_WHAT YOU SHOULD DO_: Pick out each line with the word "color" from the material that follows.

_GIVEN INFORMATION_:
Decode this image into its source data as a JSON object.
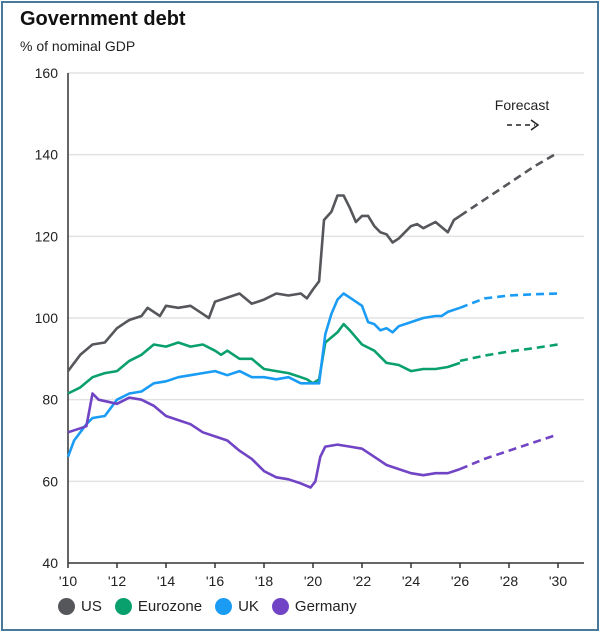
{
  "chart_data": {
    "type": "line",
    "title": "Government debt",
    "subtitle": "% of nominal GDP",
    "xlim": [
      2010,
      2030
    ],
    "ylim": [
      40,
      160
    ],
    "yticks": [
      40,
      60,
      80,
      100,
      120,
      140,
      160
    ],
    "xticks": [
      2010,
      2012,
      2014,
      2016,
      2018,
      2020,
      2022,
      2024,
      2026,
      2028,
      2030
    ],
    "xtick_labels": [
      "'10",
      "'12",
      "'14",
      "'16",
      "'18",
      "'20",
      "'22",
      "'24",
      "'26",
      "'28",
      "'30"
    ],
    "grid": "horizontal",
    "legend_placement": "bottom",
    "annotation": "Forecast",
    "series": [
      {
        "name": "US",
        "color": "#55575b",
        "actual": [
          [
            2010,
            87
          ],
          [
            2010.5,
            91
          ],
          [
            2011,
            93.5
          ],
          [
            2011.5,
            94
          ],
          [
            2012,
            97.5
          ],
          [
            2012.5,
            99.5
          ],
          [
            2013,
            100.5
          ],
          [
            2013.25,
            102.5
          ],
          [
            2013.75,
            100.5
          ],
          [
            2014,
            103
          ],
          [
            2014.5,
            102.5
          ],
          [
            2015,
            103
          ],
          [
            2015.5,
            101
          ],
          [
            2015.75,
            100
          ],
          [
            2016,
            104
          ],
          [
            2016.5,
            105
          ],
          [
            2017,
            106
          ],
          [
            2017.5,
            103.5
          ],
          [
            2018,
            104.5
          ],
          [
            2018.5,
            106
          ],
          [
            2019,
            105.5
          ],
          [
            2019.5,
            106
          ],
          [
            2019.75,
            104.8
          ],
          [
            2020,
            107
          ],
          [
            2020.25,
            109
          ],
          [
            2020.45,
            124
          ],
          [
            2020.75,
            126
          ],
          [
            2021,
            130
          ],
          [
            2021.25,
            130
          ],
          [
            2021.5,
            127
          ],
          [
            2021.75,
            123.5
          ],
          [
            2022,
            125
          ],
          [
            2022.25,
            125
          ],
          [
            2022.5,
            122.5
          ],
          [
            2022.75,
            121
          ],
          [
            2023,
            120.5
          ],
          [
            2023.25,
            118.5
          ],
          [
            2023.5,
            119.5
          ],
          [
            2024,
            122.5
          ],
          [
            2024.25,
            123
          ],
          [
            2024.5,
            122
          ],
          [
            2025,
            123.5
          ],
          [
            2025.5,
            121
          ],
          [
            2025.75,
            124
          ],
          [
            2026,
            125
          ]
        ],
        "forecast": [
          [
            2026,
            125
          ],
          [
            2027,
            129
          ],
          [
            2028,
            133
          ],
          [
            2029,
            137
          ],
          [
            2030,
            140.5
          ]
        ]
      },
      {
        "name": "Eurozone",
        "color": "#0aa06e",
        "actual": [
          [
            2010,
            81.5
          ],
          [
            2010.5,
            83
          ],
          [
            2011,
            85.5
          ],
          [
            2011.5,
            86.5
          ],
          [
            2012,
            87
          ],
          [
            2012.5,
            89.5
          ],
          [
            2013,
            91
          ],
          [
            2013.5,
            93.5
          ],
          [
            2014,
            93
          ],
          [
            2014.5,
            94
          ],
          [
            2015,
            93
          ],
          [
            2015.5,
            93.5
          ],
          [
            2016,
            92
          ],
          [
            2016.25,
            91
          ],
          [
            2016.5,
            92
          ],
          [
            2017,
            90
          ],
          [
            2017.5,
            90
          ],
          [
            2018,
            87.5
          ],
          [
            2018.5,
            87
          ],
          [
            2019,
            86.5
          ],
          [
            2019.5,
            85.5
          ],
          [
            2019.75,
            85
          ],
          [
            2020,
            84
          ],
          [
            2020.25,
            85
          ],
          [
            2020.5,
            94
          ],
          [
            2021,
            96.5
          ],
          [
            2021.25,
            98.5
          ],
          [
            2021.5,
            97
          ],
          [
            2022,
            93.5
          ],
          [
            2022.5,
            92
          ],
          [
            2023,
            89
          ],
          [
            2023.5,
            88.5
          ],
          [
            2024,
            87
          ],
          [
            2024.5,
            87.5
          ],
          [
            2025,
            87.5
          ],
          [
            2025.5,
            88
          ],
          [
            2026,
            89
          ]
        ],
        "forecast": [
          [
            2026,
            89.5
          ],
          [
            2027,
            90.8
          ],
          [
            2028,
            91.8
          ],
          [
            2029,
            92.6
          ],
          [
            2030,
            93.5
          ]
        ]
      },
      {
        "name": "UK",
        "color": "#1a9cf5",
        "actual": [
          [
            2010,
            66
          ],
          [
            2010.25,
            70
          ],
          [
            2010.75,
            74
          ],
          [
            2011,
            75.5
          ],
          [
            2011.5,
            76
          ],
          [
            2012,
            80
          ],
          [
            2012.5,
            81.5
          ],
          [
            2013,
            82
          ],
          [
            2013.5,
            84
          ],
          [
            2014,
            84.5
          ],
          [
            2014.5,
            85.5
          ],
          [
            2015,
            86
          ],
          [
            2015.5,
            86.5
          ],
          [
            2016,
            87
          ],
          [
            2016.5,
            86
          ],
          [
            2017,
            87
          ],
          [
            2017.5,
            85.5
          ],
          [
            2018,
            85.5
          ],
          [
            2018.5,
            85
          ],
          [
            2019,
            85.5
          ],
          [
            2019.5,
            84
          ],
          [
            2020,
            84
          ],
          [
            2020.25,
            84
          ],
          [
            2020.5,
            96
          ],
          [
            2020.75,
            101
          ],
          [
            2021,
            104.5
          ],
          [
            2021.25,
            106
          ],
          [
            2021.5,
            105
          ],
          [
            2022,
            103
          ],
          [
            2022.25,
            99
          ],
          [
            2022.5,
            98.5
          ],
          [
            2022.75,
            97
          ],
          [
            2023,
            97.5
          ],
          [
            2023.25,
            96.5
          ],
          [
            2023.5,
            98
          ],
          [
            2024,
            99
          ],
          [
            2024.5,
            100
          ],
          [
            2025,
            100.5
          ],
          [
            2025.25,
            100.5
          ],
          [
            2025.5,
            101.5
          ],
          [
            2026,
            102.5
          ]
        ],
        "forecast": [
          [
            2026,
            102.5
          ],
          [
            2027,
            104.8
          ],
          [
            2028,
            105.5
          ],
          [
            2029,
            105.8
          ],
          [
            2030,
            106
          ]
        ]
      },
      {
        "name": "Germany",
        "color": "#7044c4",
        "actual": [
          [
            2010,
            72
          ],
          [
            2010.5,
            73
          ],
          [
            2010.75,
            73.5
          ],
          [
            2011,
            81.5
          ],
          [
            2011.25,
            80
          ],
          [
            2012,
            79
          ],
          [
            2012.5,
            80.5
          ],
          [
            2013,
            80
          ],
          [
            2013.5,
            78.5
          ],
          [
            2014,
            76
          ],
          [
            2014.5,
            75
          ],
          [
            2015,
            74
          ],
          [
            2015.5,
            72
          ],
          [
            2016,
            71
          ],
          [
            2016.5,
            70
          ],
          [
            2017,
            67.5
          ],
          [
            2017.5,
            65.5
          ],
          [
            2018,
            62.5
          ],
          [
            2018.5,
            61
          ],
          [
            2019,
            60.5
          ],
          [
            2019.5,
            59.5
          ],
          [
            2019.9,
            58.5
          ],
          [
            2020.1,
            60
          ],
          [
            2020.3,
            66
          ],
          [
            2020.5,
            68.5
          ],
          [
            2021,
            69
          ],
          [
            2021.5,
            68.5
          ],
          [
            2022,
            68
          ],
          [
            2022.5,
            66
          ],
          [
            2023,
            64
          ],
          [
            2023.5,
            63
          ],
          [
            2024,
            62
          ],
          [
            2024.5,
            61.5
          ],
          [
            2025,
            62
          ],
          [
            2025.5,
            62
          ],
          [
            2026,
            63
          ]
        ],
        "forecast": [
          [
            2026,
            63
          ],
          [
            2027,
            65.5
          ],
          [
            2028,
            67.5
          ],
          [
            2029,
            69.5
          ],
          [
            2030,
            71.5
          ]
        ]
      }
    ]
  }
}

_RESPONSE TO THIS TASK_:
        "color": "#55575b",
        "color": "#0aa06e",
        "color": "#1a9cf5",
        "color": "#7044c4",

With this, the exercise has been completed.